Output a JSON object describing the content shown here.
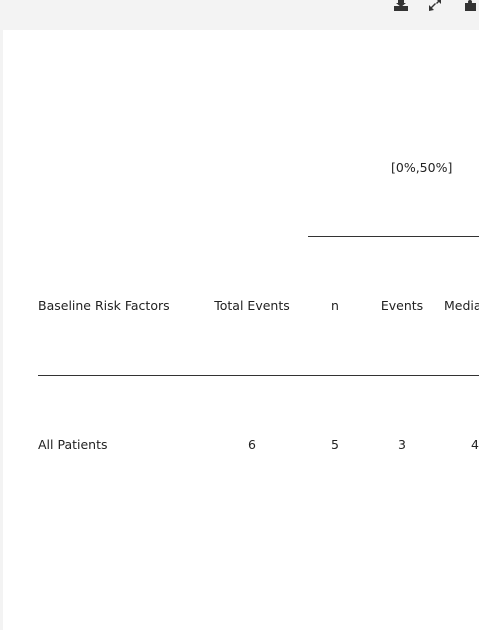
{
  "toolbar": {
    "icons": [
      "download-icon",
      "expand-icon",
      "puzzle-icon"
    ]
  },
  "table": {
    "group_header": "[0%,50%]",
    "columns": {
      "risk_factor": "Baseline Risk Factors",
      "total_events": "Total Events",
      "n": "n",
      "events": "Events",
      "median": "Media"
    },
    "rows": [
      {
        "risk_factor": "All Patients",
        "total_events": "6",
        "n": "5",
        "events": "3",
        "median": "4"
      }
    ]
  }
}
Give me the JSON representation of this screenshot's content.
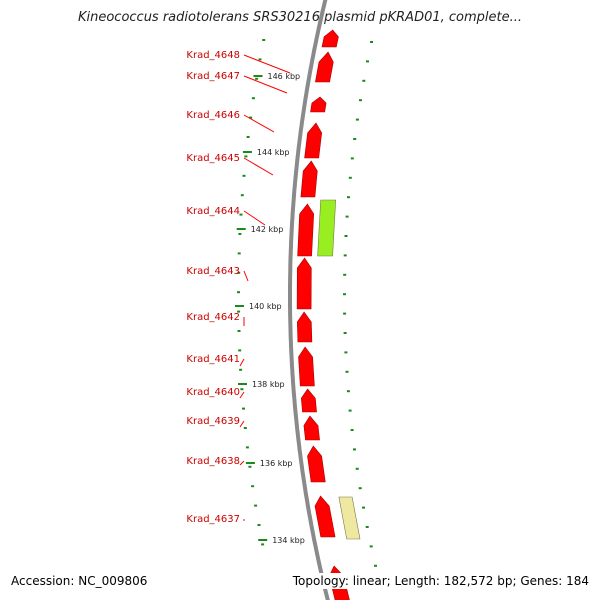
{
  "title": "Kineococcus radiotolerans SRS30216 plasmid pKRAD01, complete...",
  "footer": {
    "accession": "Accession: NC_009806",
    "summary": "Topology: linear; Length: 182,572 bp; Genes: 184"
  },
  "colors": {
    "backbone": "#8a8a8a",
    "gene": "#ff0000",
    "gene_highlight": "#99ee22",
    "gene_pale": "#eee8a0",
    "tick": "#1a8a1a",
    "label": "#cc0000",
    "leader": "#ff0000"
  },
  "chart_data": {
    "type": "diagram",
    "scale_labels": [
      "134 kbp",
      "136 kbp",
      "138 kbp",
      "140 kbp",
      "142 kbp",
      "144 kbp",
      "146 kbp"
    ],
    "gene_labels": [
      "Krad_4648",
      "Krad_4647",
      "Krad_4646",
      "Krad_4645",
      "Krad_4644",
      "Krad_4643",
      "Krad_4642",
      "Krad_4641",
      "Krad_4640",
      "Krad_4639",
      "Krad_4638",
      "Krad_4637"
    ]
  }
}
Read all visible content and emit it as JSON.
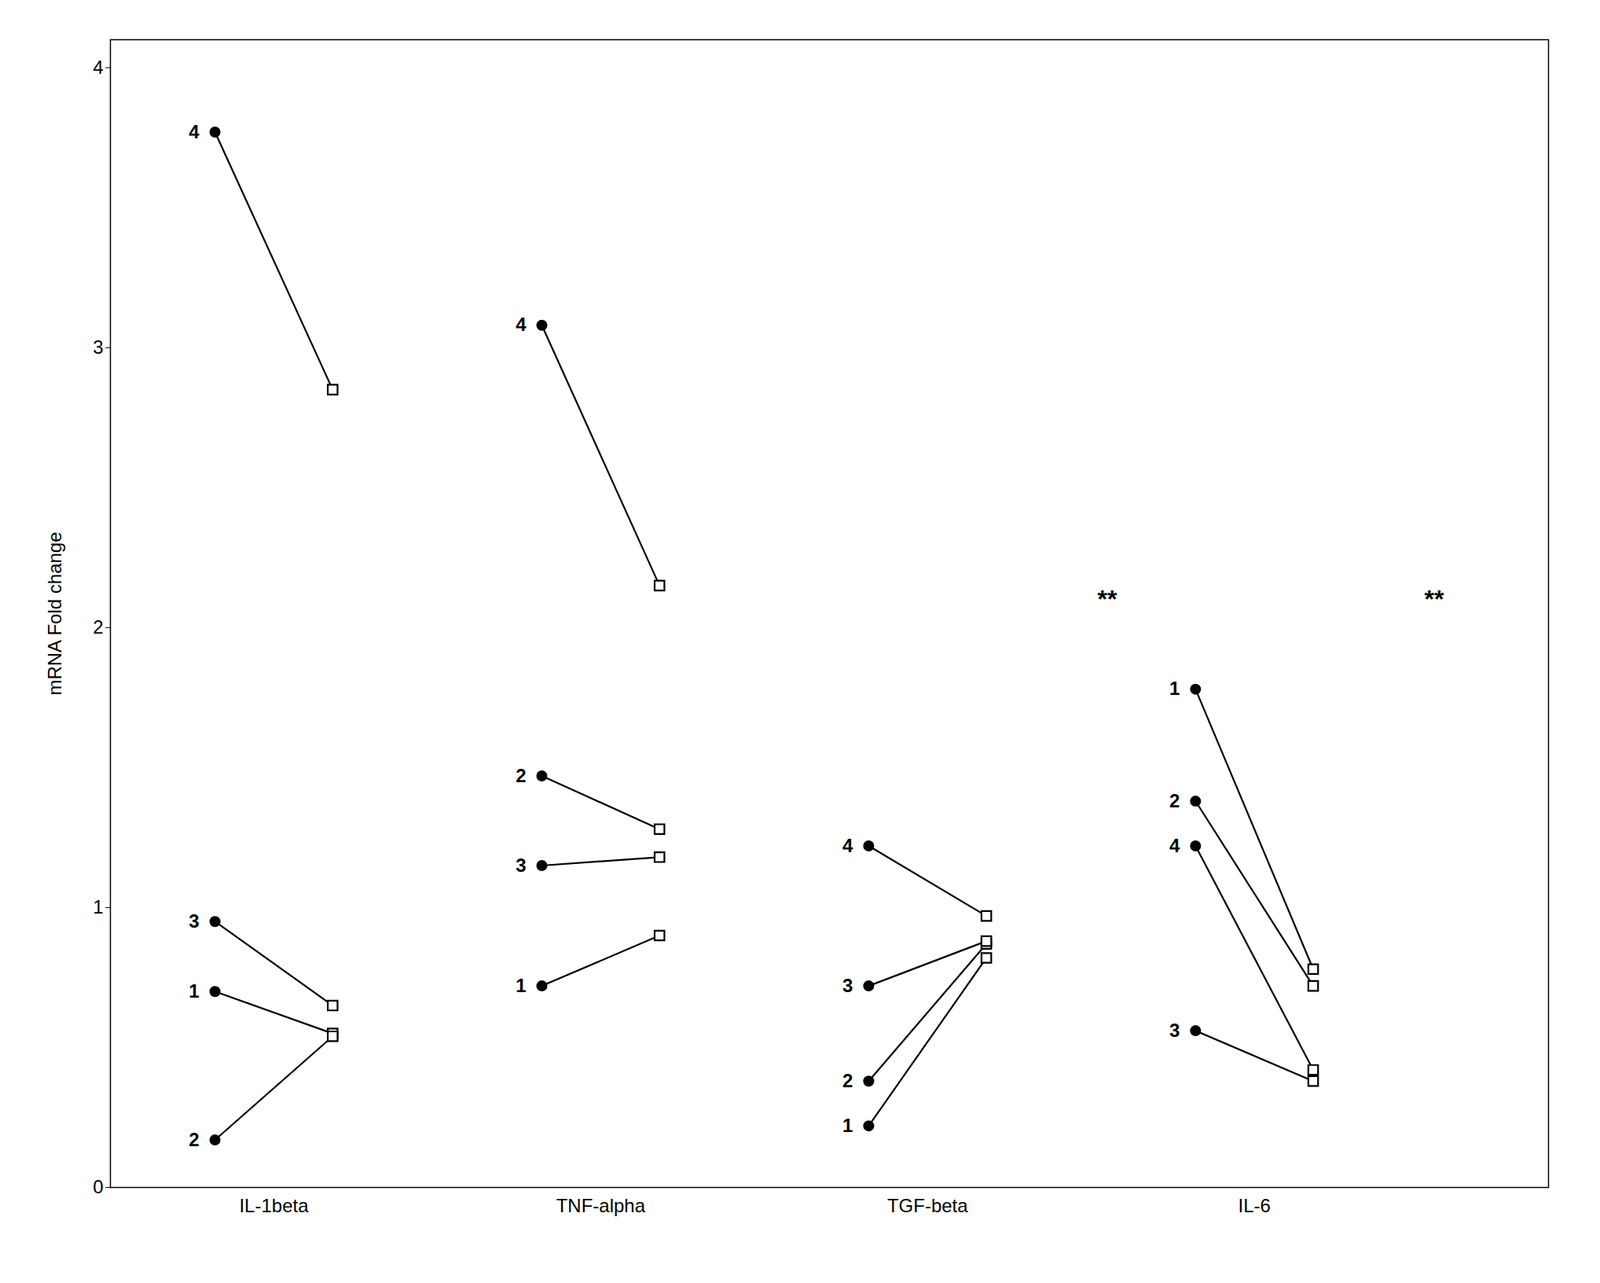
{
  "chart_data": {
    "type": "paired",
    "ylabel": "mRNA Fold change",
    "categories": [
      "IL-1beta",
      "TNF-alpha",
      "TGF-beta",
      "IL-6"
    ],
    "groups": [
      {
        "name": "IL-1beta",
        "subjects": [
          {
            "id": "1",
            "left": 0.7,
            "right": 0.55
          },
          {
            "id": "2",
            "left": 0.17,
            "right": 0.54
          },
          {
            "id": "3",
            "left": 0.95,
            "right": 0.65
          },
          {
            "id": "4",
            "left": 3.77,
            "right": 2.85
          }
        ]
      },
      {
        "name": "TNF-alpha",
        "subjects": [
          {
            "id": "1",
            "left": 0.72,
            "right": 0.9
          },
          {
            "id": "2",
            "left": 1.47,
            "right": 1.28
          },
          {
            "id": "3",
            "left": 1.15,
            "right": 1.18
          },
          {
            "id": "4",
            "left": 3.08,
            "right": 2.15
          }
        ]
      },
      {
        "name": "TGF-beta",
        "subjects": [
          {
            "id": "1",
            "left": 0.22,
            "right": 0.82
          },
          {
            "id": "2",
            "left": 0.38,
            "right": 0.87
          },
          {
            "id": "3",
            "left": 0.72,
            "right": 0.88
          },
          {
            "id": "4",
            "left": 1.22,
            "right": 0.97
          }
        ]
      },
      {
        "name": "IL-6",
        "subjects": [
          {
            "id": "1",
            "left": 1.78,
            "right": 0.78
          },
          {
            "id": "2",
            "left": 1.38,
            "right": 0.72
          },
          {
            "id": "3",
            "left": 0.56,
            "right": 0.38
          },
          {
            "id": "4",
            "left": 1.22,
            "right": 0.42
          }
        ]
      }
    ],
    "annotations": [
      {
        "category": "TGF-beta",
        "text": "**",
        "y": 2.1
      },
      {
        "category": "IL-6",
        "text": "**",
        "y": 2.1
      }
    ],
    "ylim": [
      0,
      4.1
    ],
    "yticks": [
      0,
      1,
      2,
      3,
      4
    ],
    "grid": false
  }
}
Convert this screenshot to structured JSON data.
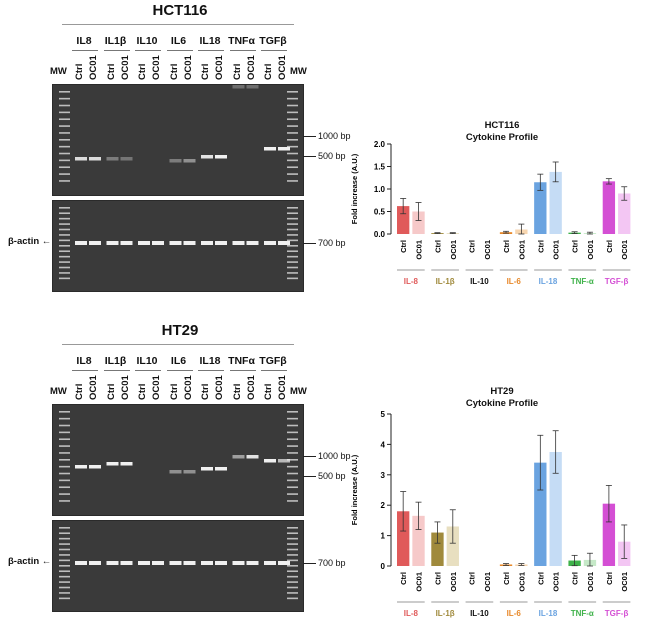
{
  "panels": [
    {
      "title": "HCT116",
      "genes": [
        "IL8",
        "IL1β",
        "IL10",
        "IL6",
        "IL18",
        "TNFα",
        "TGFβ"
      ],
      "lanes": [
        "Ctrl",
        "OC01"
      ],
      "mw_label": "MW",
      "bp_labels": [
        "1000 bp",
        "500 bp"
      ],
      "actin_label": "β-actin",
      "actin_bp": "700 bp"
    },
    {
      "title": "HT29",
      "genes": [
        "IL8",
        "IL1β",
        "IL10",
        "IL6",
        "IL18",
        "TNFα",
        "TGFβ"
      ],
      "lanes": [
        "Ctrl",
        "OC01"
      ],
      "mw_label": "MW",
      "bp_labels": [
        "1000 bp",
        "500 bp"
      ],
      "actin_label": "β-actin",
      "actin_bp": "700 bp"
    }
  ],
  "chart_data": [
    {
      "type": "bar",
      "title": "HCT116\nCytokine Profile",
      "ylabel": "Fold increase (A.U.)",
      "ylim": [
        0,
        2.0
      ],
      "yticks": [
        "0.0",
        "0.5",
        "1.0",
        "1.5",
        "2.0"
      ],
      "ytick_values": [
        0,
        0.5,
        1.0,
        1.5,
        2.0
      ],
      "bar_labels": [
        "Ctrl",
        "OC01"
      ],
      "groups": [
        {
          "name": "IL-8",
          "color": "#e05a5a",
          "light": "#f6c9c9",
          "values": [
            0.62,
            0.5
          ],
          "errors": [
            0.17,
            0.2
          ]
        },
        {
          "name": "IL-1β",
          "color": "#a08a3c",
          "light": "#e8dfc0",
          "values": [
            0.02,
            0.02
          ],
          "errors": [
            0.01,
            0.01
          ]
        },
        {
          "name": "IL-10",
          "color": "#111111",
          "light": "#777777",
          "values": [
            0,
            0
          ],
          "errors": [
            0,
            0
          ]
        },
        {
          "name": "IL-6",
          "color": "#e8892a",
          "light": "#f7d6b0",
          "values": [
            0.04,
            0.1
          ],
          "errors": [
            0.02,
            0.12
          ]
        },
        {
          "name": "IL-18",
          "color": "#6aa3e0",
          "light": "#c5dcf5",
          "values": [
            1.15,
            1.38
          ],
          "errors": [
            0.18,
            0.22
          ]
        },
        {
          "name": "TNF-α",
          "color": "#3fb24a",
          "light": "#c6e9c8",
          "values": [
            0.03,
            0.02
          ],
          "errors": [
            0.02,
            0.02
          ]
        },
        {
          "name": "TGF-β",
          "color": "#d44fd4",
          "light": "#f3c6f3",
          "values": [
            1.17,
            0.9
          ],
          "errors": [
            0.06,
            0.15
          ]
        }
      ]
    },
    {
      "type": "bar",
      "title": "HT29\nCytokine Profile",
      "ylabel": "Fold increase (A.U.)",
      "ylim": [
        0,
        5
      ],
      "yticks": [
        "0",
        "1",
        "2",
        "3",
        "4",
        "5"
      ],
      "ytick_values": [
        0,
        1,
        2,
        3,
        4,
        5
      ],
      "bar_labels": [
        "Ctrl",
        "OC01"
      ],
      "groups": [
        {
          "name": "IL-8",
          "color": "#e05a5a",
          "light": "#f6c9c9",
          "values": [
            1.8,
            1.65
          ],
          "errors": [
            0.65,
            0.45
          ]
        },
        {
          "name": "IL-1β",
          "color": "#a08a3c",
          "light": "#e8dfc0",
          "values": [
            1.1,
            1.3
          ],
          "errors": [
            0.35,
            0.55
          ]
        },
        {
          "name": "IL-10",
          "color": "#111111",
          "light": "#777777",
          "values": [
            0,
            0
          ],
          "errors": [
            0,
            0
          ]
        },
        {
          "name": "IL-6",
          "color": "#e8892a",
          "light": "#f7d6b0",
          "values": [
            0.05,
            0.05
          ],
          "errors": [
            0.03,
            0.03
          ]
        },
        {
          "name": "IL-18",
          "color": "#6aa3e0",
          "light": "#c5dcf5",
          "values": [
            3.4,
            3.75
          ],
          "errors": [
            0.9,
            0.7
          ]
        },
        {
          "name": "TNF-α",
          "color": "#3fb24a",
          "light": "#c6e9c8",
          "values": [
            0.18,
            0.2
          ],
          "errors": [
            0.17,
            0.22
          ]
        },
        {
          "name": "TGF-β",
          "color": "#d44fd4",
          "light": "#f3c6f3",
          "values": [
            2.05,
            0.8
          ],
          "errors": [
            0.6,
            0.55
          ]
        }
      ]
    }
  ]
}
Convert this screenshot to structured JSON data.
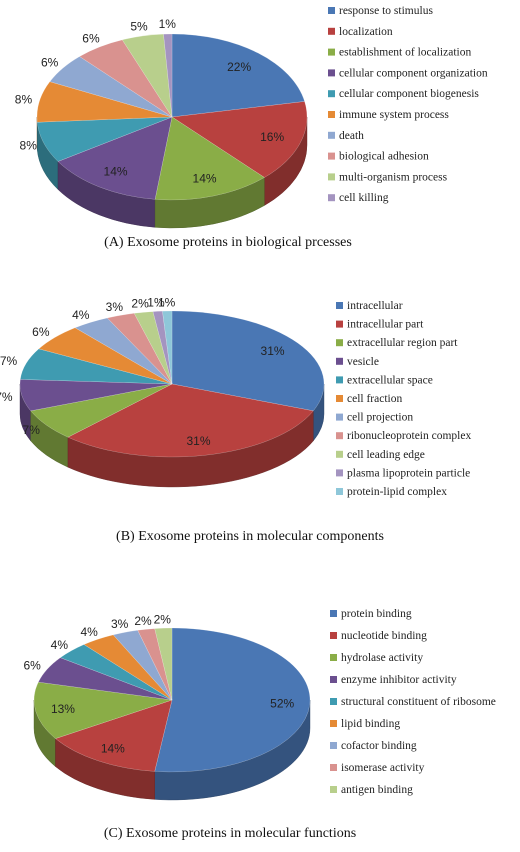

DESCRIPTION OF THE TASK —
Give the count of lines in the entries above that hold the word "nCytokine", with no other words.

THE COMPLETED TASK —
2